• [EXERCISE OBJECTIVE] Exclude the pictures, then copy all remaining records exactly.

• [Stored entries]
----
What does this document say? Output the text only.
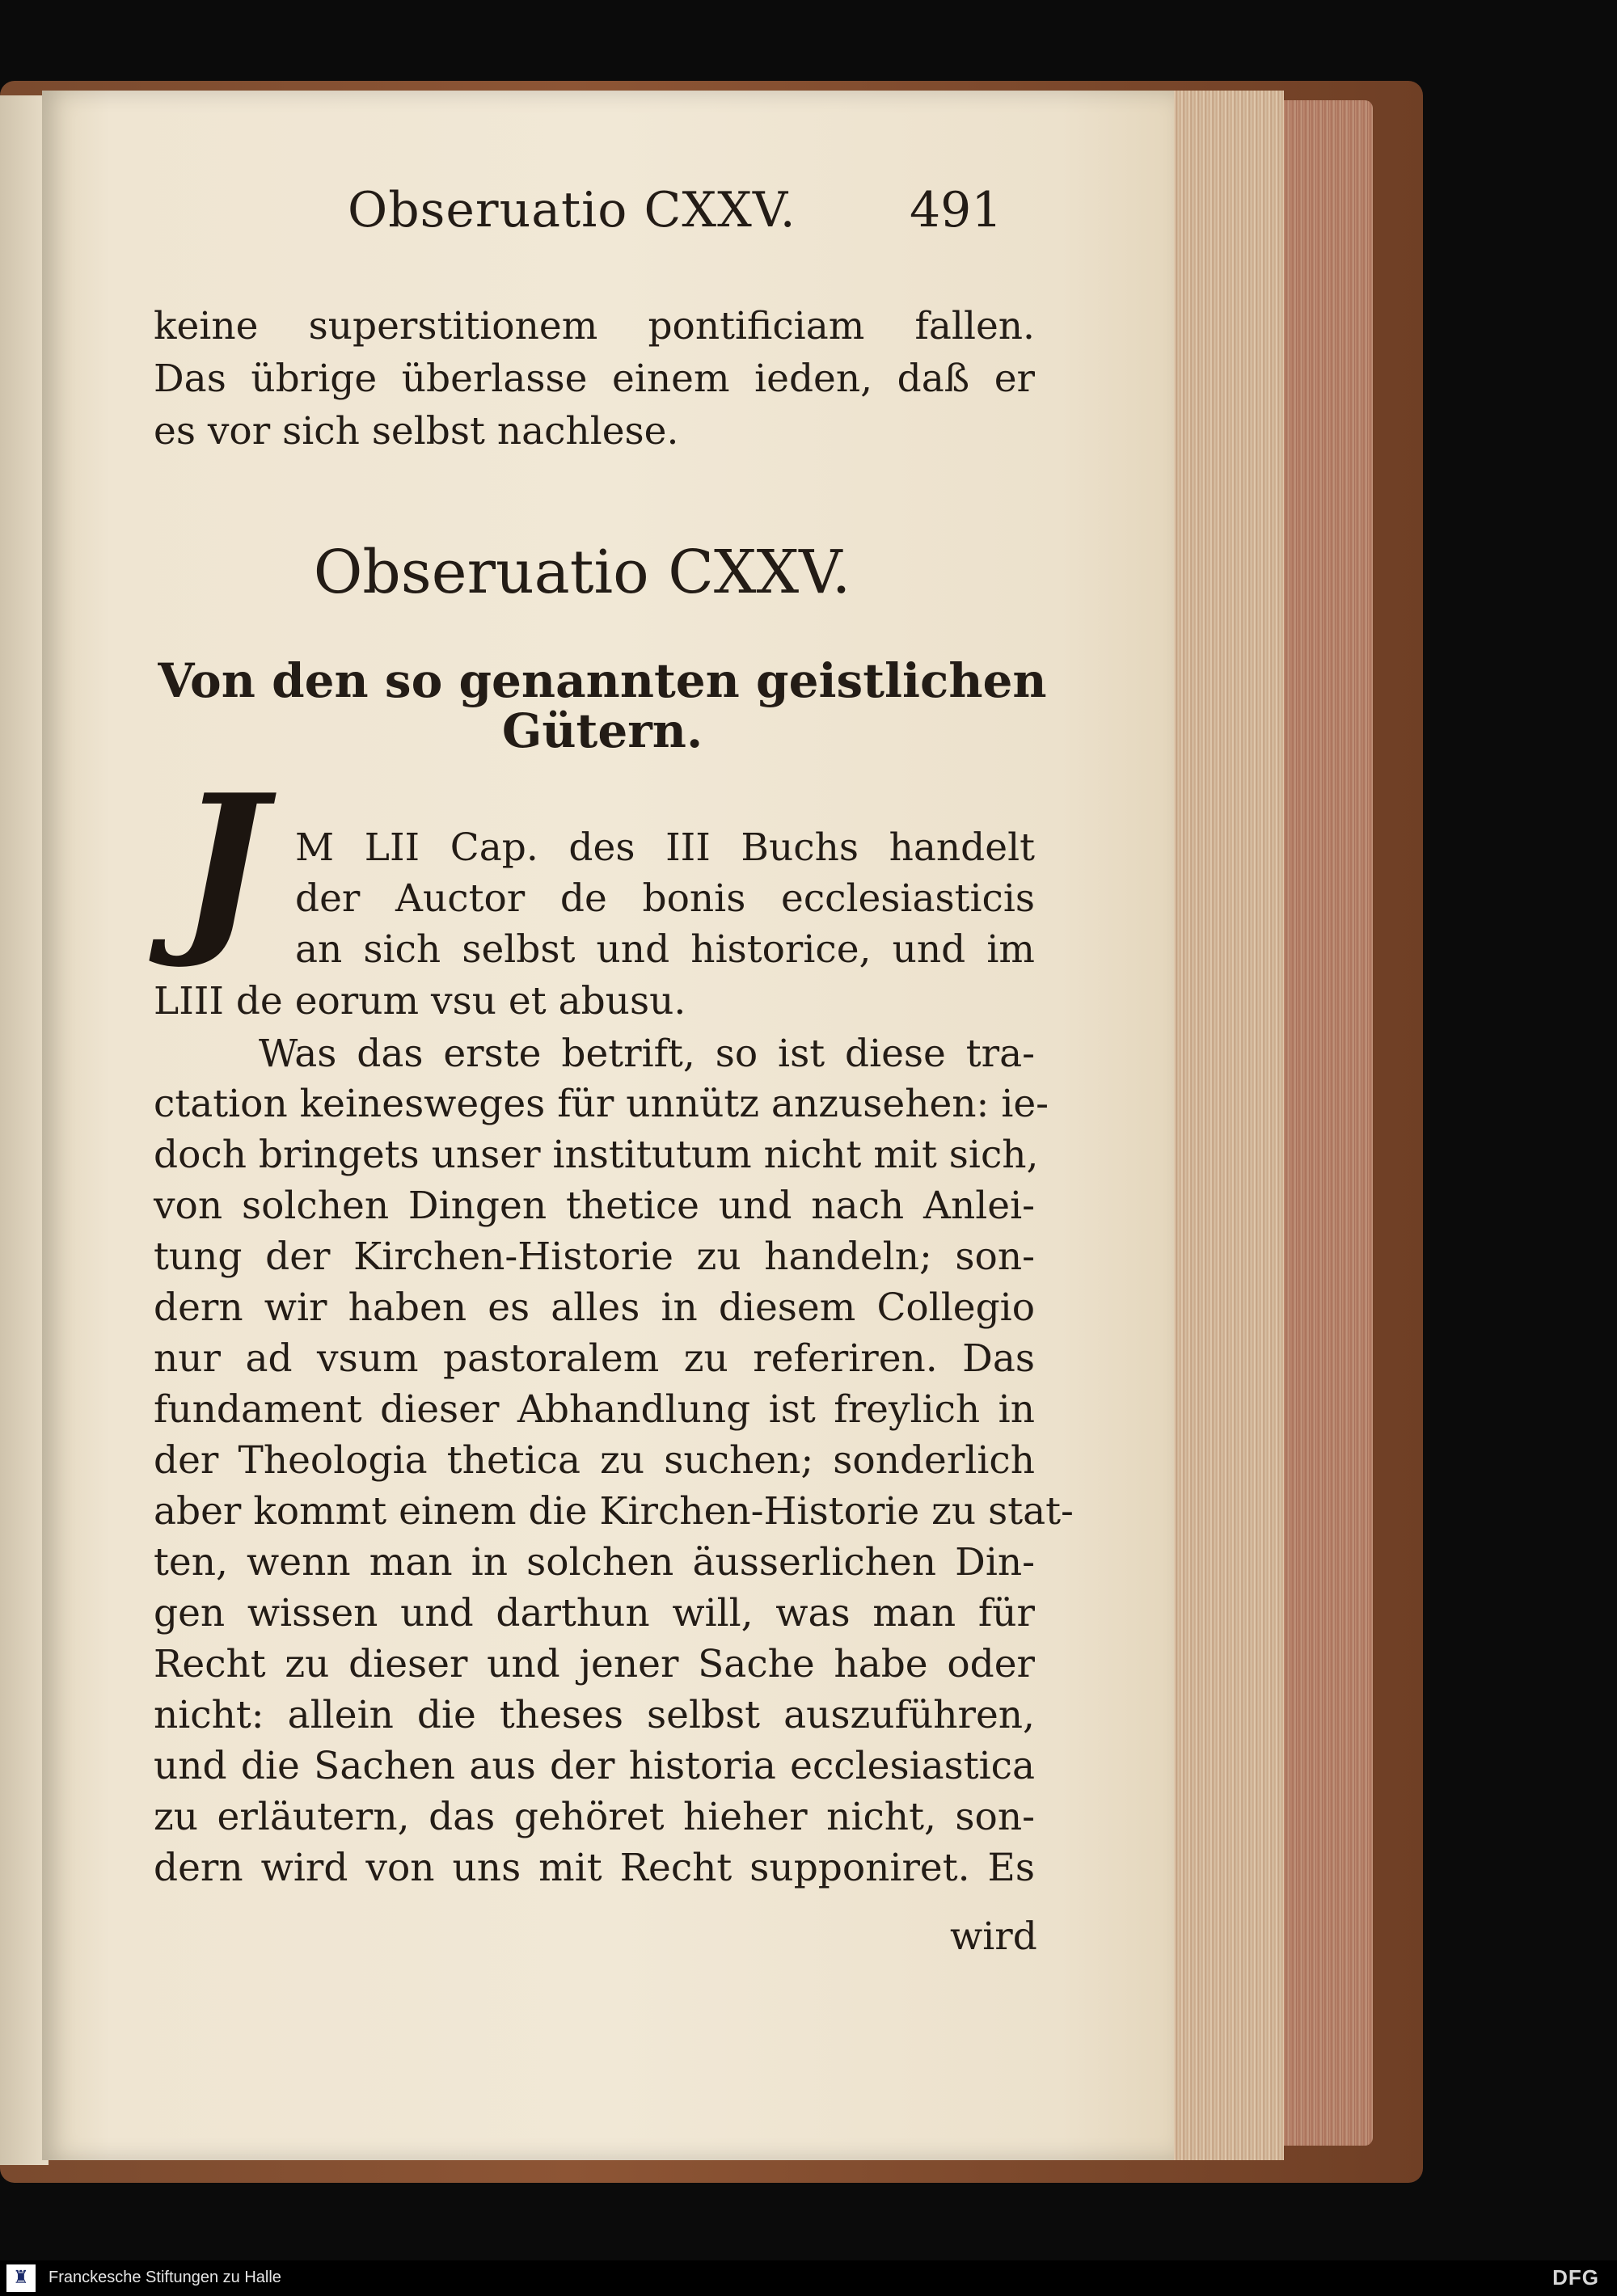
Obseruatio CXXV. 491
keine superstitionem pontificiam fallen.
Das übrige überlasse einem ieden, daß er
es vor sich selbst nachlese.
Obseruatio CXXV.
Von den so genannten geistlichen
Gütern.
J M LII Cap. des III Buchs handelt
der Auctor de bonis ecclesiasticis
an sich selbst und historice, und im
LIII de eorum vsu et abusu.
Was das erste betrift, so ist diese tra-
ctation keinesweges für unnütz anzusehen: ie-
doch bringets unser institutum nicht mit sich,
von solchen Dingen thetice und nach Anlei-
tung der Kirchen-Historie zu handeln; son-
dern wir haben es alles in diesem Collegio
nur ad vsum pastoralem zu referiren. Das
fundament dieser Abhandlung ist freylich in
der Theologia thetica zu suchen; sonderlich
aber kommt einem die Kirchen-Historie zu stat-
ten, wenn man in solchen äusserlichen Din-
gen wissen und darthun will, was man für
Recht zu dieser und jener Sache habe oder
nicht: allein die theses selbst auszuführen,
und die Sachen aus der historia ecclesiastica
zu erläutern, das gehöret hieher nicht, son-
dern wird von uns mit Recht supponiret. Es
wird
♜	Franckesche Stiftungen zu Halle	DFG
----
• [SOLVED EXERCISE]
What does this document say? Output the text only.
Obseruatio CXXV. 491
keine superstitionem pontificiam fallen.
Das übrige überlasse einem ieden, daß er
es vor sich selbst nachlese.
Obseruatio CXXV.
Von den so genannten geistlichen
Gütern.
J M LII Cap. des III Buchs handelt
der Auctor de bonis ecclesiasticis
an sich selbst und historice, und im
LIII de eorum vsu et abusu.
Was das erste betrift, so ist diese tra-
ctation keinesweges für unnütz anzusehen: ie-
doch bringets unser institutum nicht mit sich,
von solchen Dingen thetice und nach Anlei-
tung der Kirchen-Historie zu handeln; son-
dern wir haben es alles in diesem Collegio
nur ad vsum pastoralem zu referiren. Das
fundament dieser Abhandlung ist freylich in
der Theologia thetica zu suchen; sonderlich
aber kommt einem die Kirchen-Historie zu stat-
ten, wenn man in solchen äusserlichen Din-
gen wissen und darthun will, was man für
Recht zu dieser und jener Sache habe oder
nicht: allein die theses selbst auszuführen,
und die Sachen aus der historia ecclesiastica
zu erläutern, das gehöret hieher nicht, son-
dern wird von uns mit Recht supponiret. Es
wird
♜	Franckesche Stiftungen zu Halle	DFG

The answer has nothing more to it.